◆ Work to do:
Can you restate the records below word for word?

◆ Stored rows:
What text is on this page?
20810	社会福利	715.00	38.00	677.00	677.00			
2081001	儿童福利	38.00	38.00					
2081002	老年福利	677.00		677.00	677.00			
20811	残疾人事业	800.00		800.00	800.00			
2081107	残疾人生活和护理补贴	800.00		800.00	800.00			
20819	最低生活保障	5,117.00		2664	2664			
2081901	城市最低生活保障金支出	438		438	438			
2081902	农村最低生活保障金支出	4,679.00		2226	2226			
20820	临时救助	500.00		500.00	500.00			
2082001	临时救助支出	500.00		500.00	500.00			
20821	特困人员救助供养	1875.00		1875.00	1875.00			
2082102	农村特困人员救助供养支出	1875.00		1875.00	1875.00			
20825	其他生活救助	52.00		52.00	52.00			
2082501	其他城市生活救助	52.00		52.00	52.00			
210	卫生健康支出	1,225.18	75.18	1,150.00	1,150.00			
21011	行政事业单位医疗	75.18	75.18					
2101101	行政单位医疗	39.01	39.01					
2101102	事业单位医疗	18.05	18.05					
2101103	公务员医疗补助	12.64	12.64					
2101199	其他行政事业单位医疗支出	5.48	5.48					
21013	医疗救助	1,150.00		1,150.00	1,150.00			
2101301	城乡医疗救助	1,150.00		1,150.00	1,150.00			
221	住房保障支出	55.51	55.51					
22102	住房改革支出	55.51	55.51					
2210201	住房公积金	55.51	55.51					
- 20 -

◆ Result of the task:
What text is on this page?
20810	社会福利	715.00	38.00	677.00	677.00			
2081001	儿童福利	38.00	38.00					
2081002	老年福利	677.00		677.00	677.00			
20811	残疾人事业	800.00		800.00	800.00			
2081107	残疾人生活和护理补贴	800.00		800.00	800.00			
20819	最低生活保障	5,117.00		2664	2664			
2081901	城市最低生活保障金支出	438		438	438			
2081902	农村最低生活保障金支出	4,679.00		2226	2226			
20820	临时救助	500.00		500.00	500.00			
2082001	临时救助支出	500.00		500.00	500.00			
20821	特困人员救助供养	1875.00		1875.00	1875.00			
2082102	农村特困人员救助供养支出	1875.00		1875.00	1875.00			
20825	其他生活救助	52.00		52.00	52.00			
2082501	其他城市生活救助	52.00		52.00	52.00			
210	卫生健康支出	1,225.18	75.18	1,150.00	1,150.00			
21011	行政事业单位医疗	75.18	75.18					
2101101	行政单位医疗	39.01	39.01					
2101102	事业单位医疗	18.05	18.05					
2101103	公务员医疗补助	12.64	12.64					
2101199	其他行政事业单位医疗支出	5.48	5.48					
21013	医疗救助	1,150.00		1,150.00	1,150.00			
2101301	城乡医疗救助	1,150.00		1,150.00	1,150.00			
221	住房保障支出	55.51	55.51					
22102	住房改革支出	55.51	55.51					
2210201	住房公积金	55.51	55.51					
- 20 -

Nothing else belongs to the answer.